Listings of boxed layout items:
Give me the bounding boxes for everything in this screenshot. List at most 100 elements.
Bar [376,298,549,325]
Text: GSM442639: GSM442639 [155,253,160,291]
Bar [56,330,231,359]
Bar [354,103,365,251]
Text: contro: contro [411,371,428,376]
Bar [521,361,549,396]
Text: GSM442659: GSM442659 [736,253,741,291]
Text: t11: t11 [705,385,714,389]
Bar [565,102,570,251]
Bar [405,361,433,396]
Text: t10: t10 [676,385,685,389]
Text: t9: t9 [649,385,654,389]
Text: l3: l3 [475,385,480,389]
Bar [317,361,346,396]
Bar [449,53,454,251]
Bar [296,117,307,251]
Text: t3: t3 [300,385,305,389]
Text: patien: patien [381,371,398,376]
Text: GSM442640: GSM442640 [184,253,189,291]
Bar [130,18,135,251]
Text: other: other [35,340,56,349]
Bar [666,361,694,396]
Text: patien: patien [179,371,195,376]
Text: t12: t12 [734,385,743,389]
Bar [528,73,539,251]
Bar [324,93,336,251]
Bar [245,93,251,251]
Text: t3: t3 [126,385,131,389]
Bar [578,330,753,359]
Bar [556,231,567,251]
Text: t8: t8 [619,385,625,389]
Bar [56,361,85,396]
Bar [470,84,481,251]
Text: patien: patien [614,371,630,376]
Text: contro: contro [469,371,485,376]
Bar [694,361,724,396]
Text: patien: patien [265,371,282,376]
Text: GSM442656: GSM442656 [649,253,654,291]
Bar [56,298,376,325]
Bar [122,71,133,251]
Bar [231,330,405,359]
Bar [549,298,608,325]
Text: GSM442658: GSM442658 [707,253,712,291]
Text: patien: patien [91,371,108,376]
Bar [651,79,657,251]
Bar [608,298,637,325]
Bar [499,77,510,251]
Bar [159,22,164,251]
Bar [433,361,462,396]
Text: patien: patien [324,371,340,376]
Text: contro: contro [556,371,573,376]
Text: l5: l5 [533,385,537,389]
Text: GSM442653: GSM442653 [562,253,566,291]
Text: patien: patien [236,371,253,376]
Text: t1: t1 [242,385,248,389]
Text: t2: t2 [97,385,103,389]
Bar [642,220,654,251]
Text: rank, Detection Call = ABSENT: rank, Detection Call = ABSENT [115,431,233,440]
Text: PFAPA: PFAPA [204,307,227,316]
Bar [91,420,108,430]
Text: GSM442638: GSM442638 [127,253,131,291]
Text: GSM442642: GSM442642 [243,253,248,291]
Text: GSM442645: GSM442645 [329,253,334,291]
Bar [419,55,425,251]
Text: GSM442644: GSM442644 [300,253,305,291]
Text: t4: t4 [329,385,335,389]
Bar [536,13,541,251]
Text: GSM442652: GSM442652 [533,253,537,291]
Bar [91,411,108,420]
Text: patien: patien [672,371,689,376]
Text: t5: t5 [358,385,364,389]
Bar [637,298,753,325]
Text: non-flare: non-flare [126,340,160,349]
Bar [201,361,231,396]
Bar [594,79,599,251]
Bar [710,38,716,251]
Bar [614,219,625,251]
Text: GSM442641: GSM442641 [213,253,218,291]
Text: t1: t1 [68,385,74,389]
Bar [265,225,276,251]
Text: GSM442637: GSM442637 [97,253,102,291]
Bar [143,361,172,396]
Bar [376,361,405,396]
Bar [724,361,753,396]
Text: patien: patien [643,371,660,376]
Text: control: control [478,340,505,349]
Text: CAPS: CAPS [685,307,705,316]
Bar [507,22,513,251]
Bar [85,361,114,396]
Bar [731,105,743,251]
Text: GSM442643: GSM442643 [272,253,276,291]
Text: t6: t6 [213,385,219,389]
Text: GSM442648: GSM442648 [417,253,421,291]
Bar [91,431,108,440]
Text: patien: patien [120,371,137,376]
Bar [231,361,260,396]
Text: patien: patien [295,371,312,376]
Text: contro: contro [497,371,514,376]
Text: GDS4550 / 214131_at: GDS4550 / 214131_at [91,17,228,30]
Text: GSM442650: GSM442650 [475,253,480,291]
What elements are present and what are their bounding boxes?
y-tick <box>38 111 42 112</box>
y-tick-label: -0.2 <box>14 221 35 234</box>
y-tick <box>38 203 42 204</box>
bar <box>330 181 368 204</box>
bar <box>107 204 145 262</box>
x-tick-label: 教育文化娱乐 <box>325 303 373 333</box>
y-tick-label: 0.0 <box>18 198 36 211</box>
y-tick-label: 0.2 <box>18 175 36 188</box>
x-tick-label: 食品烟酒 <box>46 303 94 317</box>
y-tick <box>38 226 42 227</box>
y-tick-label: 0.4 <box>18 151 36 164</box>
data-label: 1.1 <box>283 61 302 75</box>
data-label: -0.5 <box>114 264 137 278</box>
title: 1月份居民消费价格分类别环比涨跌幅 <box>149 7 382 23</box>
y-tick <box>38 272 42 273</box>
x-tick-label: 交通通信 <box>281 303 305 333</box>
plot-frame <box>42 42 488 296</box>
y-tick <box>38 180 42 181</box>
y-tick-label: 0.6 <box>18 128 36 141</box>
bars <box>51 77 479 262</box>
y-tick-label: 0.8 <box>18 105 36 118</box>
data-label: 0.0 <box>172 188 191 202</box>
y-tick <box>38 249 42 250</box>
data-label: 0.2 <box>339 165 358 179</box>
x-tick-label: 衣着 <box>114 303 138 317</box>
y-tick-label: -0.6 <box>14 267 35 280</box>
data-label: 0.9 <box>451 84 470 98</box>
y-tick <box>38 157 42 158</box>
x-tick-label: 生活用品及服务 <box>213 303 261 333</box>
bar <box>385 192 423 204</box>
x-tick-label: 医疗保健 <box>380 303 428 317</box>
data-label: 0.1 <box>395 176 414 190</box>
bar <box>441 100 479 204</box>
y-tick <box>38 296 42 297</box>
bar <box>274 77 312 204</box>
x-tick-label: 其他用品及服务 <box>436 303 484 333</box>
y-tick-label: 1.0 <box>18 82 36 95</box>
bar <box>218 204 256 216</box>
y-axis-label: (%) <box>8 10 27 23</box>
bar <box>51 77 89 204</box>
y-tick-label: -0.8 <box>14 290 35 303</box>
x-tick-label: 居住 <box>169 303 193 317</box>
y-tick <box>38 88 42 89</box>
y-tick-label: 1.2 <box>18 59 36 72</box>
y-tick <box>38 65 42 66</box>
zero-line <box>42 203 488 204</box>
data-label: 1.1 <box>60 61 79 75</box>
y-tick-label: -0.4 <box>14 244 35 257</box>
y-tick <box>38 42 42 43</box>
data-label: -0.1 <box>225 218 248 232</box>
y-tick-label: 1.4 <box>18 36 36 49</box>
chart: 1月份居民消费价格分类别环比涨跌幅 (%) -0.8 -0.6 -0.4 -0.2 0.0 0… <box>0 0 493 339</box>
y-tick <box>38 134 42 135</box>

Stated goal:
Copy all of the records above line for line, without changing anything.

The completed task:
Give me the bounding boxes for everything in this screenshot. List at most 100 elements.
Bar [376,298,549,325]
Text: GSM442639: GSM442639 [155,253,160,291]
Bar [56,330,231,359]
Bar [354,103,365,251]
Text: contro: contro [411,371,428,376]
Bar [521,361,549,396]
Text: GSM442659: GSM442659 [736,253,741,291]
Text: t11: t11 [705,385,714,389]
Bar [565,102,570,251]
Bar [405,361,433,396]
Text: t10: t10 [676,385,685,389]
Text: t9: t9 [649,385,654,389]
Text: l3: l3 [475,385,480,389]
Bar [317,361,346,396]
Bar [449,53,454,251]
Bar [296,117,307,251]
Text: t3: t3 [300,385,305,389]
Text: patien: patien [381,371,398,376]
Text: GSM442640: GSM442640 [184,253,189,291]
Bar [130,18,135,251]
Text: other: other [35,340,56,349]
Bar [666,361,694,396]
Text: patien: patien [179,371,195,376]
Text: t12: t12 [734,385,743,389]
Bar [528,73,539,251]
Bar [324,93,336,251]
Bar [245,93,251,251]
Text: t3: t3 [126,385,131,389]
Bar [578,330,753,359]
Bar [556,231,567,251]
Text: t8: t8 [619,385,625,389]
Bar [56,361,85,396]
Bar [470,84,481,251]
Text: patien: patien [614,371,630,376]
Text: contro: contro [469,371,485,376]
Bar [694,361,724,396]
Text: patien: patien [265,371,282,376]
Text: GSM442656: GSM442656 [649,253,654,291]
Bar [56,298,376,325]
Bar [122,71,133,251]
Bar [231,330,405,359]
Bar [549,298,608,325]
Text: GSM442658: GSM442658 [707,253,712,291]
Text: patien: patien [91,371,108,376]
Bar [651,79,657,251]
Bar [608,298,637,325]
Bar [499,77,510,251]
Bar [159,22,164,251]
Bar [433,361,462,396]
Text: patien: patien [324,371,340,376]
Text: contro: contro [556,371,573,376]
Text: l5: l5 [533,385,537,389]
Text: GSM442653: GSM442653 [562,253,566,291]
Text: patien: patien [236,371,253,376]
Text: t1: t1 [242,385,248,389]
Text: t2: t2 [97,385,103,389]
Bar [642,220,654,251]
Text: rank, Detection Call = ABSENT: rank, Detection Call = ABSENT [115,431,233,440]
Text: PFAPA: PFAPA [204,307,227,316]
Bar [91,420,108,430]
Text: GSM442638: GSM442638 [127,253,131,291]
Text: GSM442642: GSM442642 [243,253,248,291]
Text: GSM442645: GSM442645 [329,253,334,291]
Bar [419,55,425,251]
Text: GSM442644: GSM442644 [300,253,305,291]
Text: t4: t4 [329,385,335,389]
Bar [536,13,541,251]
Text: GSM442652: GSM442652 [533,253,537,291]
Bar [91,411,108,420]
Text: patien: patien [672,371,689,376]
Text: t5: t5 [358,385,364,389]
Bar [637,298,753,325]
Text: non-flare: non-flare [126,340,160,349]
Bar [201,361,231,396]
Bar [594,79,599,251]
Bar [710,38,716,251]
Bar [614,219,625,251]
Text: GSM442641: GSM442641 [213,253,218,291]
Text: t1: t1 [68,385,74,389]
Bar [265,225,276,251]
Text: GSM442637: GSM442637 [97,253,102,291]
Bar [143,361,172,396]
Bar [376,361,405,396]
Bar [724,361,753,396]
Text: patien: patien [643,371,660,376]
Text: control: control [478,340,505,349]
Text: CAPS: CAPS [685,307,705,316]
Bar [507,22,513,251]
Bar [85,361,114,396]
Bar [731,105,743,251]
Text: GSM442643: GSM442643 [272,253,276,291]
Text: t6: t6 [213,385,219,389]
Text: GSM442648: GSM442648 [417,253,421,291]
Bar [91,431,108,440]
Text: patien: patien [120,371,137,376]
Bar [231,361,260,396]
Text: patien: patien [295,371,312,376]
Text: contro: contro [497,371,514,376]
Text: GDS4550 / 214131_at: GDS4550 / 214131_at [91,17,228,30]
Text: GSM442650: GSM442650 [475,253,480,291]
What elements are present and what are their bounding boxes?
y-tick <box>38 111 42 112</box>
y-tick-label: -0.2 <box>14 221 35 234</box>
y-tick <box>38 203 42 204</box>
bar <box>330 181 368 204</box>
bar <box>107 204 145 262</box>
x-tick-label: 教育文化娱乐 <box>325 303 373 333</box>
y-tick-label: 0.0 <box>18 198 36 211</box>
y-tick-label: 0.2 <box>18 175 36 188</box>
x-tick-label: 食品烟酒 <box>46 303 94 317</box>
y-tick <box>38 226 42 227</box>
y-tick-label: 0.4 <box>18 151 36 164</box>
data-label: 1.1 <box>283 61 302 75</box>
data-label: -0.5 <box>114 264 137 278</box>
title: 1月份居民消费价格分类别环比涨跌幅 <box>149 7 382 23</box>
y-tick <box>38 272 42 273</box>
x-tick-label: 交通通信 <box>281 303 305 333</box>
plot-frame <box>42 42 488 296</box>
y-tick <box>38 180 42 181</box>
y-tick-label: 0.6 <box>18 128 36 141</box>
bars <box>51 77 479 262</box>
y-tick-label: 0.8 <box>18 105 36 118</box>
data-label: 0.0 <box>172 188 191 202</box>
y-tick <box>38 249 42 250</box>
data-label: 0.2 <box>339 165 358 179</box>
x-tick-label: 衣着 <box>114 303 138 317</box>
y-tick-label: -0.6 <box>14 267 35 280</box>
data-label: 0.9 <box>451 84 470 98</box>
y-tick <box>38 157 42 158</box>
x-tick-label: 生活用品及服务 <box>213 303 261 333</box>
bar <box>385 192 423 204</box>
x-tick-label: 医疗保健 <box>380 303 428 317</box>
data-label: 0.1 <box>395 176 414 190</box>
bar <box>441 100 479 204</box>
y-tick <box>38 296 42 297</box>
bar <box>274 77 312 204</box>
x-tick-label: 其他用品及服务 <box>436 303 484 333</box>
y-tick-label: 1.0 <box>18 82 36 95</box>
bar <box>218 204 256 216</box>
y-axis-label: (%) <box>8 10 27 23</box>
bar <box>51 77 89 204</box>
y-tick-label: -0.8 <box>14 290 35 303</box>
x-tick-label: 居住 <box>169 303 193 317</box>
y-tick <box>38 88 42 89</box>
y-tick-label: 1.2 <box>18 59 36 72</box>
y-tick <box>38 65 42 66</box>
zero-line <box>42 203 488 204</box>
data-label: 1.1 <box>60 61 79 75</box>
y-tick-label: -0.4 <box>14 244 35 257</box>
y-tick <box>38 42 42 43</box>
data-label: -0.1 <box>225 218 248 232</box>
y-tick-label: 1.4 <box>18 36 36 49</box>
chart: 1月份居民消费价格分类别环比涨跌幅 (%) -0.8 -0.6 -0.4 -0.2 0.0 0… <box>0 0 493 339</box>
y-tick <box>38 134 42 135</box>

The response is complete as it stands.